Rows from a figure dataset
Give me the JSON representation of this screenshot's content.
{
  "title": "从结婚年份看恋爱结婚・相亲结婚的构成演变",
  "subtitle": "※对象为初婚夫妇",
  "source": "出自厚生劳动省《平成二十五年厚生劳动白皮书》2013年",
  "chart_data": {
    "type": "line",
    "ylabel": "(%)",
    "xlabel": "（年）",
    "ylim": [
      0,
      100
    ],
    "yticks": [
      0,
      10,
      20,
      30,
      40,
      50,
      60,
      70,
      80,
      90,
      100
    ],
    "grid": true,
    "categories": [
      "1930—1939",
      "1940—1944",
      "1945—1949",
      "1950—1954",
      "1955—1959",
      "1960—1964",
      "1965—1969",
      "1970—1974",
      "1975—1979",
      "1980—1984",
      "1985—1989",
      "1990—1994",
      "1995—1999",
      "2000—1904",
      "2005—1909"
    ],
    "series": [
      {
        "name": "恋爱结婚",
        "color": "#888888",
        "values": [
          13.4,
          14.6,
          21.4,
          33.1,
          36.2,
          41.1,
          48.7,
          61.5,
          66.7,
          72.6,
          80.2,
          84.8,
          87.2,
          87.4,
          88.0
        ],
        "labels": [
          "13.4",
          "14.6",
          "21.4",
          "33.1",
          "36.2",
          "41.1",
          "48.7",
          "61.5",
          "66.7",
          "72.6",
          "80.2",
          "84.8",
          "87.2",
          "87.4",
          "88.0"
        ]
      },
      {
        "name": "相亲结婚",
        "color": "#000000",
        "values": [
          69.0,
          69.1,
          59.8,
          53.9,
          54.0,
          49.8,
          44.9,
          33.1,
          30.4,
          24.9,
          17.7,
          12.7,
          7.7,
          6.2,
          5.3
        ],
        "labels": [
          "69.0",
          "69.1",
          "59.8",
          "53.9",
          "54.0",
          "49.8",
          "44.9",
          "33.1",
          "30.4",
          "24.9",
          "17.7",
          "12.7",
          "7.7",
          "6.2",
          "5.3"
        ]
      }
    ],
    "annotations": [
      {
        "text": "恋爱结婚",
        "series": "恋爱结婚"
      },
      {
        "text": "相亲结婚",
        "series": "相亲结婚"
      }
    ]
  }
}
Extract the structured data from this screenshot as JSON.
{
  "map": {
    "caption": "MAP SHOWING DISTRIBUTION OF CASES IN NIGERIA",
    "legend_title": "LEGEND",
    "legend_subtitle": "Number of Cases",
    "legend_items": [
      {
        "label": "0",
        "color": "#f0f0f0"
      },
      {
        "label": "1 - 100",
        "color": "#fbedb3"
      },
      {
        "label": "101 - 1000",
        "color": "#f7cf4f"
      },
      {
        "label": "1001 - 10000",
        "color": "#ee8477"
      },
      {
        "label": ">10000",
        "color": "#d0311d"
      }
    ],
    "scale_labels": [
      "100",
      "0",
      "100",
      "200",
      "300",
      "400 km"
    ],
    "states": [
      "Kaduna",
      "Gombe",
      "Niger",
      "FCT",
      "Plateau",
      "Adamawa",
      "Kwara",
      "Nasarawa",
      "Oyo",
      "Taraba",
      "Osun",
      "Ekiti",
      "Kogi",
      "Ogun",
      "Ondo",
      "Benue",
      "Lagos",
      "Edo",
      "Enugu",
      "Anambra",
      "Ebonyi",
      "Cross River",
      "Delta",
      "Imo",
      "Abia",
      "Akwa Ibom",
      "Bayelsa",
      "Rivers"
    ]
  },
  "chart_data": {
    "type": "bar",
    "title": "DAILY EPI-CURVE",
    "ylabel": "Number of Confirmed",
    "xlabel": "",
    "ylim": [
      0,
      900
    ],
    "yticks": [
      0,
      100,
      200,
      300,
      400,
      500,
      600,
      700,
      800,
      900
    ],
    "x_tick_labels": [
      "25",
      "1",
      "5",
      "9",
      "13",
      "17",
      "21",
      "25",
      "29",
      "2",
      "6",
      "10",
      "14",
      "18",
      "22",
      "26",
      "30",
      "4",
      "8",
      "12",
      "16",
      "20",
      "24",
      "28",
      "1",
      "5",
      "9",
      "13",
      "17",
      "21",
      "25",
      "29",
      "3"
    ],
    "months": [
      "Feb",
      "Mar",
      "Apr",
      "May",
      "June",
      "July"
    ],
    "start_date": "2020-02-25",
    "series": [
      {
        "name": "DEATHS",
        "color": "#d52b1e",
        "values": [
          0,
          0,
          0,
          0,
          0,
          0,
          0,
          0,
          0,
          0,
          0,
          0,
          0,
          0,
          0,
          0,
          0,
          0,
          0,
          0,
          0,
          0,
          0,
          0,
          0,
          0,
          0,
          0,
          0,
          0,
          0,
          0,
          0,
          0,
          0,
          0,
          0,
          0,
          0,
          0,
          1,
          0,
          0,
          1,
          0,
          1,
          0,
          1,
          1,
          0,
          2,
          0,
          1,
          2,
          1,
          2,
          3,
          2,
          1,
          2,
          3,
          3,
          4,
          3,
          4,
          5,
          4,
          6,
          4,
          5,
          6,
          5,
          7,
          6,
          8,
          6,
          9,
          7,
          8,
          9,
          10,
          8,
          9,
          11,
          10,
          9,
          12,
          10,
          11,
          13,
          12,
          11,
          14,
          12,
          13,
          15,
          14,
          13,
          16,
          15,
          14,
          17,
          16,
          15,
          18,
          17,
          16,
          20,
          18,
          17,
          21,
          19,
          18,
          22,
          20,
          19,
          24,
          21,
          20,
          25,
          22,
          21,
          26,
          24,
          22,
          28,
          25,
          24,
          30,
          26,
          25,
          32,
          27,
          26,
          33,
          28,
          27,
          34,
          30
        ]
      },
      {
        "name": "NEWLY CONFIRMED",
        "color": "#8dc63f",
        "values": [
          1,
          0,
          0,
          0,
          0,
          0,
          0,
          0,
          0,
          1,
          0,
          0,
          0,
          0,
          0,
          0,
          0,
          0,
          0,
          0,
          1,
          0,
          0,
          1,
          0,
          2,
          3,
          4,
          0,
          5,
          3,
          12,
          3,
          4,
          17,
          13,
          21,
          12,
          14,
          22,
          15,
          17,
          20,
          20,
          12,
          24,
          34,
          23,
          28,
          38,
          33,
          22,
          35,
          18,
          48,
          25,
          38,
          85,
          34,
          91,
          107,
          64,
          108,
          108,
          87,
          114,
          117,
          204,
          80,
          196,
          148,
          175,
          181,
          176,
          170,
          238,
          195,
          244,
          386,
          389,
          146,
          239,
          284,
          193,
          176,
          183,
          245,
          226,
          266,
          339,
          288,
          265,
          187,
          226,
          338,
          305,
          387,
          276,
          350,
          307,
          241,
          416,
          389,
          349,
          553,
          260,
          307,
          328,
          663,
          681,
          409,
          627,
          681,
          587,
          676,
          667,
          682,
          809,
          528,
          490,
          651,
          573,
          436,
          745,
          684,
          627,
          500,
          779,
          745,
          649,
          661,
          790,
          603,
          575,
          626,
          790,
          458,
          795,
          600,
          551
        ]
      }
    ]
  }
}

*Requirement*. Print the material above once more, exactly.

*Exercise output*.
Give me the JSON representation of this screenshot's content.
{
  "title": "从结婚年份看恋爱结婚・相亲结婚的构成演变",
  "subtitle": "※对象为初婚夫妇",
  "source": "出自厚生劳动省《平成二十五年厚生劳动白皮书》2013年",
  "chart_data": {
    "type": "line",
    "ylabel": "(%)",
    "xlabel": "（年）",
    "ylim": [
      0,
      100
    ],
    "yticks": [
      0,
      10,
      20,
      30,
      40,
      50,
      60,
      70,
      80,
      90,
      100
    ],
    "grid": true,
    "categories": [
      "1930—1939",
      "1940—1944",
      "1945—1949",
      "1950—1954",
      "1955—1959",
      "1960—1964",
      "1965—1969",
      "1970—1974",
      "1975—1979",
      "1980—1984",
      "1985—1989",
      "1990—1994",
      "1995—1999",
      "2000—1904",
      "2005—1909"
    ],
    "series": [
      {
        "name": "恋爱结婚",
        "color": "#888888",
        "values": [
          13.4,
          14.6,
          21.4,
          33.1,
          36.2,
          41.1,
          48.7,
          61.5,
          66.7,
          72.6,
          80.2,
          84.8,
          87.2,
          87.4,
          88.0
        ],
        "labels": [
          "13.4",
          "14.6",
          "21.4",
          "33.1",
          "36.2",
          "41.1",
          "48.7",
          "61.5",
          "66.7",
          "72.6",
          "80.2",
          "84.8",
          "87.2",
          "87.4",
          "88.0"
        ]
      },
      {
        "name": "相亲结婚",
        "color": "#000000",
        "values": [
          69.0,
          69.1,
          59.8,
          53.9,
          54.0,
          49.8,
          44.9,
          33.1,
          30.4,
          24.9,
          17.7,
          12.7,
          7.7,
          6.2,
          5.3
        ],
        "labels": [
          "69.0",
          "69.1",
          "59.8",
          "53.9",
          "54.0",
          "49.8",
          "44.9",
          "33.1",
          "30.4",
          "24.9",
          "17.7",
          "12.7",
          "7.7",
          "6.2",
          "5.3"
        ]
      }
    ],
    "annotations": [
      {
        "text": "恋爱结婚",
        "series": "恋爱结婚"
      },
      {
        "text": "相亲结婚",
        "series": "相亲结婚"
      }
    ]
  }
}
Extract the structured data from this screenshot as JSON.
{
  "map": {
    "caption": "MAP SHOWING DISTRIBUTION OF CASES IN NIGERIA",
    "legend_title": "LEGEND",
    "legend_subtitle": "Number of Cases",
    "legend_items": [
      {
        "label": "0",
        "color": "#f0f0f0"
      },
      {
        "label": "1 - 100",
        "color": "#fbedb3"
      },
      {
        "label": "101 - 1000",
        "color": "#f7cf4f"
      },
      {
        "label": "1001 - 10000",
        "color": "#ee8477"
      },
      {
        "label": ">10000",
        "color": "#d0311d"
      }
    ],
    "scale_labels": [
      "100",
      "0",
      "100",
      "200",
      "300",
      "400 km"
    ],
    "states": [
      "Kaduna",
      "Gombe",
      "Niger",
      "FCT",
      "Plateau",
      "Adamawa",
      "Kwara",
      "Nasarawa",
      "Oyo",
      "Taraba",
      "Osun",
      "Ekiti",
      "Kogi",
      "Ogun",
      "Ondo",
      "Benue",
      "Lagos",
      "Edo",
      "Enugu",
      "Anambra",
      "Ebonyi",
      "Cross River",
      "Delta",
      "Imo",
      "Abia",
      "Akwa Ibom",
      "Bayelsa",
      "Rivers"
    ]
  },
  "chart_data": {
    "type": "bar",
    "title": "DAILY EPI-CURVE",
    "ylabel": "Number of Confirmed",
    "xlabel": "",
    "ylim": [
      0,
      900
    ],
    "yticks": [
      0,
      100,
      200,
      300,
      400,
      500,
      600,
      700,
      800,
      900
    ],
    "x_tick_labels": [
      "25",
      "1",
      "5",
      "9",
      "13",
      "17",
      "21",
      "25",
      "29",
      "2",
      "6",
      "10",
      "14",
      "18",
      "22",
      "26",
      "30",
      "4",
      "8",
      "12",
      "16",
      "20",
      "24",
      "28",
      "1",
      "5",
      "9",
      "13",
      "17",
      "21",
      "25",
      "29",
      "3"
    ],
    "months": [
      "Feb",
      "Mar",
      "Apr",
      "May",
      "June",
      "July"
    ],
    "start_date": "2020-02-25",
    "series": [
      {
        "name": "DEATHS",
        "color": "#d52b1e",
        "values": [
          0,
          0,
          0,
          0,
          0,
          0,
          0,
          0,
          0,
          0,
          0,
          0,
          0,
          0,
          0,
          0,
          0,
          0,
          0,
          0,
          0,
          0,
          0,
          0,
          0,
          0,
          0,
          0,
          0,
          0,
          0,
          0,
          0,
          0,
          0,
          0,
          0,
          0,
          0,
          0,
          1,
          0,
          0,
          1,
          0,
          1,
          0,
          1,
          1,
          0,
          2,
          0,
          1,
          2,
          1,
          2,
          3,
          2,
          1,
          2,
          3,
          3,
          4,
          3,
          4,
          5,
          4,
          6,
          4,
          5,
          6,
          5,
          7,
          6,
          8,
          6,
          9,
          7,
          8,
          9,
          10,
          8,
          9,
          11,
          10,
          9,
          12,
          10,
          11,
          13,
          12,
          11,
          14,
          12,
          13,
          15,
          14,
          13,
          16,
          15,
          14,
          17,
          16,
          15,
          18,
          17,
          16,
          20,
          18,
          17,
          21,
          19,
          18,
          22,
          20,
          19,
          24,
          21,
          20,
          25,
          22,
          21,
          26,
          24,
          22,
          28,
          25,
          24,
          30,
          26,
          25,
          32,
          27,
          26,
          33,
          28,
          27,
          34,
          30
        ]
      },
      {
        "name": "NEWLY CONFIRMED",
        "color": "#8dc63f",
        "values": [
          1,
          0,
          0,
          0,
          0,
          0,
          0,
          0,
          0,
          1,
          0,
          0,
          0,
          0,
          0,
          0,
          0,
          0,
          0,
          0,
          1,
          0,
          0,
          1,
          0,
          2,
          3,
          4,
          0,
          5,
          3,
          12,
          3,
          4,
          17,
          13,
          21,
          12,
          14,
          22,
          15,
          17,
          20,
          20,
          12,
          24,
          34,
          23,
          28,
          38,
          33,
          22,
          35,
          18,
          48,
          25,
          38,
          85,
          34,
          91,
          107,
          64,
          108,
          108,
          87,
          114,
          117,
          204,
          80,
          196,
          148,
          175,
          181,
          176,
          170,
          238,
          195,
          244,
          386,
          389,
          146,
          239,
          284,
          193,
          176,
          183,
          245,
          226,
          266,
          339,
          288,
          265,
          187,
          226,
          338,
          305,
          387,
          276,
          350,
          307,
          241,
          416,
          389,
          349,
          553,
          260,
          307,
          328,
          663,
          681,
          409,
          627,
          681,
          587,
          676,
          667,
          682,
          809,
          528,
          490,
          651,
          573,
          436,
          745,
          684,
          627,
          500,
          779,
          745,
          649,
          661,
          790,
          603,
          575,
          626,
          790,
          458,
          795,
          600,
          551
        ]
      }
    ]
  }
}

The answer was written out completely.